Problem details –
Starting at the line that has "Patent image size: (969, 1155)." and stopping after the line that has "The middle silicon layer 6 is at (712, 288).", write those lines out again with "fabrication technique" renamed to "manufacturing method" and everything else left unchanged.

Records excerpted from a collection:
┌────────

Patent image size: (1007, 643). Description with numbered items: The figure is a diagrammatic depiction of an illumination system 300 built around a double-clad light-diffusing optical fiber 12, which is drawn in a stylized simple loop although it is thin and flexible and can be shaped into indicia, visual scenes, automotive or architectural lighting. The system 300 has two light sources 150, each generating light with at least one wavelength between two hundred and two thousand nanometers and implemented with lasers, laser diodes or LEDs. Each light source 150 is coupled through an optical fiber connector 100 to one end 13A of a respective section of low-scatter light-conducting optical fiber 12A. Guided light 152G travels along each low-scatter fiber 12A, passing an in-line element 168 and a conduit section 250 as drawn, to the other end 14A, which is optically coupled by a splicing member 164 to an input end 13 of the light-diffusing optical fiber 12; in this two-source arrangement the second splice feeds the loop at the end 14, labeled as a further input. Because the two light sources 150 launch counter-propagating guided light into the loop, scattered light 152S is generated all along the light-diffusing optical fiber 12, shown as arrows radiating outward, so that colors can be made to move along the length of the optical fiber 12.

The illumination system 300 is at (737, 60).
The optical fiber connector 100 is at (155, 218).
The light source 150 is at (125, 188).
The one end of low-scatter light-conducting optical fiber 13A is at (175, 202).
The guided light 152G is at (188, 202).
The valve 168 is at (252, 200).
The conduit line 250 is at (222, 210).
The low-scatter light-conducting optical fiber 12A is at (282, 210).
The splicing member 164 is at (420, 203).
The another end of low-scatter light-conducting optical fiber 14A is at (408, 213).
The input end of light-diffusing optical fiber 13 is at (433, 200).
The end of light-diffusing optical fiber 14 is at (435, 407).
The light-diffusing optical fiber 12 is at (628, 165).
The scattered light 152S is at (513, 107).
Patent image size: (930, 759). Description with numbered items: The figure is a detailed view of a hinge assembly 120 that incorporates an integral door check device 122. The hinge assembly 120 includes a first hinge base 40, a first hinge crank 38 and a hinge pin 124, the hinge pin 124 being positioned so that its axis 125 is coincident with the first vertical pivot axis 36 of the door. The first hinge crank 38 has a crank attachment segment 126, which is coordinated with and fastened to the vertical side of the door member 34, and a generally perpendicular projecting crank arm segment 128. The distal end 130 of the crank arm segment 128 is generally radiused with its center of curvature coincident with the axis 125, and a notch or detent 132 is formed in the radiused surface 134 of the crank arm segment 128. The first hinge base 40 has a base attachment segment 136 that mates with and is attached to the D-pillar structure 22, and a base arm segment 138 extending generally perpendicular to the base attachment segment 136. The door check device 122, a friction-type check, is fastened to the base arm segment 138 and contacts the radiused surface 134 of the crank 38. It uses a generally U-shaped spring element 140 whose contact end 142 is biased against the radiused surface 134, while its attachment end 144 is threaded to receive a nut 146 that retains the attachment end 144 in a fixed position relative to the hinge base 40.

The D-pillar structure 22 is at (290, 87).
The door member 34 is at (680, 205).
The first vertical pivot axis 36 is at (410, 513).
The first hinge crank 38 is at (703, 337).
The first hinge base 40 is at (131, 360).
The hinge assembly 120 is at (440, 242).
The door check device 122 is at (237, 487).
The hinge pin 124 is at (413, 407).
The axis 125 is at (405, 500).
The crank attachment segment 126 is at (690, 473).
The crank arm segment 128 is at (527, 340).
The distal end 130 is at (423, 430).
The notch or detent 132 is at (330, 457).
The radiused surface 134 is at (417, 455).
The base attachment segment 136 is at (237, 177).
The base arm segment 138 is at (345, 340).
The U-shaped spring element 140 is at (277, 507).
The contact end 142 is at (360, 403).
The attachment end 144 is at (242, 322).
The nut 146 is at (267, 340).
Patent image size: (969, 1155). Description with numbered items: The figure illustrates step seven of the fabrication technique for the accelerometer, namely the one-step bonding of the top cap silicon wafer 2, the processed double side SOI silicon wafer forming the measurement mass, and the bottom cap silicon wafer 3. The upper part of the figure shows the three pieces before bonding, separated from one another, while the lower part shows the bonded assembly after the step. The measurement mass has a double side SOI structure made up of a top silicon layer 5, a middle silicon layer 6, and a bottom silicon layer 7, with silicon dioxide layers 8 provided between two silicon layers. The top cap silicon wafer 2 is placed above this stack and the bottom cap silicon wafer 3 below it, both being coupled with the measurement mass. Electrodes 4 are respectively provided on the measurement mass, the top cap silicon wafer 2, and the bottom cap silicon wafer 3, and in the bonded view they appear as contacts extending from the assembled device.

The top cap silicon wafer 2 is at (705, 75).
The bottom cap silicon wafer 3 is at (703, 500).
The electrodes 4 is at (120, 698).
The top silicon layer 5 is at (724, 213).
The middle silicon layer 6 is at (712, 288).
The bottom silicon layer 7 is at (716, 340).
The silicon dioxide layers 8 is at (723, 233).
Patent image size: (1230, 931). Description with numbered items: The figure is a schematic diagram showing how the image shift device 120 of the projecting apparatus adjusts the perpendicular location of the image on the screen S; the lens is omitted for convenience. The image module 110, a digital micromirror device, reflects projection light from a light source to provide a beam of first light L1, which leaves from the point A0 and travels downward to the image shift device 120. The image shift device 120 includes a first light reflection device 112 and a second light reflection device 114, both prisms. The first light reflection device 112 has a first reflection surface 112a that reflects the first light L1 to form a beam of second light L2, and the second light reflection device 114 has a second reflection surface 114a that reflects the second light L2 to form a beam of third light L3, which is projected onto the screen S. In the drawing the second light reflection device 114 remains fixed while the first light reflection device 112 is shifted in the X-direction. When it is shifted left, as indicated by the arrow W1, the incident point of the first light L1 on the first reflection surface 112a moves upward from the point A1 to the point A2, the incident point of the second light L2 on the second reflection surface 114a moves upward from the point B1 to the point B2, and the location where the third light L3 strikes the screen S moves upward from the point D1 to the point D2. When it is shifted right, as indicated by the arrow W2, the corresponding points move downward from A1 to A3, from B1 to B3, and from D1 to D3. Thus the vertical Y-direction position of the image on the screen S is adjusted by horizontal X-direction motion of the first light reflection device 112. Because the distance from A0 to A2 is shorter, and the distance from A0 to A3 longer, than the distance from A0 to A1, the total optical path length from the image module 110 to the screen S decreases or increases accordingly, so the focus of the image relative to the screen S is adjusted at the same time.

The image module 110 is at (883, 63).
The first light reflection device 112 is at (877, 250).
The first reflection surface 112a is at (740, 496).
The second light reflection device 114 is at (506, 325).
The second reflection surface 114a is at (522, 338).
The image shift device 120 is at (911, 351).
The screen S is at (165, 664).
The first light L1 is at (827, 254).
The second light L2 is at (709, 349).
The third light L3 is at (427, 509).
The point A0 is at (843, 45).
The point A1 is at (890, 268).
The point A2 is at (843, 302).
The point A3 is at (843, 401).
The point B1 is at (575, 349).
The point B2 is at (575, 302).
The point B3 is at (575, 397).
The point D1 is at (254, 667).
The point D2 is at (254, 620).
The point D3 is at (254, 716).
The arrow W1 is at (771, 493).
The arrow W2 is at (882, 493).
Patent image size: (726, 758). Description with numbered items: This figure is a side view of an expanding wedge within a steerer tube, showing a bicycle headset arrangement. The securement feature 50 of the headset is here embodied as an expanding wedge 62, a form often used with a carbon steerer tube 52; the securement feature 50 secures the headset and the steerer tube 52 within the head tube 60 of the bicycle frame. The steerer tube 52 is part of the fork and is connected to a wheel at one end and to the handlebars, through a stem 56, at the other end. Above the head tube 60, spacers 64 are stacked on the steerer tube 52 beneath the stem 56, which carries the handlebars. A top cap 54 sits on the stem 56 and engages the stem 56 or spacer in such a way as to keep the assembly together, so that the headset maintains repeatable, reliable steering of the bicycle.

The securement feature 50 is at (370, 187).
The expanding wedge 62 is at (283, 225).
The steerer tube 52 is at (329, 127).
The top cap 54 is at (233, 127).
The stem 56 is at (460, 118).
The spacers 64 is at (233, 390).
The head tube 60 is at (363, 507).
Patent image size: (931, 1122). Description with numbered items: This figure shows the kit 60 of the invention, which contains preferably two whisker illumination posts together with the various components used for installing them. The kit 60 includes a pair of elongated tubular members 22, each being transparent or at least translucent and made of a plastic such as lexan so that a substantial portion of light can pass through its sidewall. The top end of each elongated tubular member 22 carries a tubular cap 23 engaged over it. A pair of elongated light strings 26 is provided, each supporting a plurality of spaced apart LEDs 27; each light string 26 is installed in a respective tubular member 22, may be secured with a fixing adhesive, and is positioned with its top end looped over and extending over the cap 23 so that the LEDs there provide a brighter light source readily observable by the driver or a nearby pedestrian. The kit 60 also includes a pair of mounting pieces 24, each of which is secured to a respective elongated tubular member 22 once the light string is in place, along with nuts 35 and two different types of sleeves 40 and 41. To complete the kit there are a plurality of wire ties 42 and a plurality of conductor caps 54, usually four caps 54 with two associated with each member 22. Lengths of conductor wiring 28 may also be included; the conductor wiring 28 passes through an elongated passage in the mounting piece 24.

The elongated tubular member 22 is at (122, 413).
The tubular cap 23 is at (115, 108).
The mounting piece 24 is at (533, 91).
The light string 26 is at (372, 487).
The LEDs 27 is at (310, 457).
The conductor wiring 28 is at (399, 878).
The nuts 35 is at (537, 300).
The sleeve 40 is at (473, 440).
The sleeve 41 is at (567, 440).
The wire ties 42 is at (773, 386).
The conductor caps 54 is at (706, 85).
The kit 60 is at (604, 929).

└────────

Reply –
Patent image size: (969, 1155). Description with numbered items: The figure illustrates step seven of the manufacturing method for the accelerometer, namely the one-step bonding of the top cap silicon wafer 2, the processed double side SOI silicon wafer forming the measurement mass, and the bottom cap silicon wafer 3. The upper part of the figure shows the three pieces before bonding, separated from one another, while the lower part shows the bonded assembly after the step. The measurement mass has a double side SOI structure made up of a top silicon layer 5, a middle silicon layer 6, and a bottom silicon layer 7, with silicon dioxide layers 8 provided between two silicon layers. The top cap silicon wafer 2 is placed above this stack and the bottom cap silicon wafer 3 below it, both being coupled with the measurement mass. Electrodes 4 are respectively provided on the measurement mass, the top cap silicon wafer 2, and the bottom cap silicon wafer 3, and in the bonded view they appear as contacts extending from the assembled device.

The top cap silicon wafer 2 is at (705, 75).
The bottom cap silicon wafer 3 is at (703, 500).
The electrodes 4 is at (120, 698).
The top silicon layer 5 is at (724, 213).
The middle silicon layer 6 is at (712, 288).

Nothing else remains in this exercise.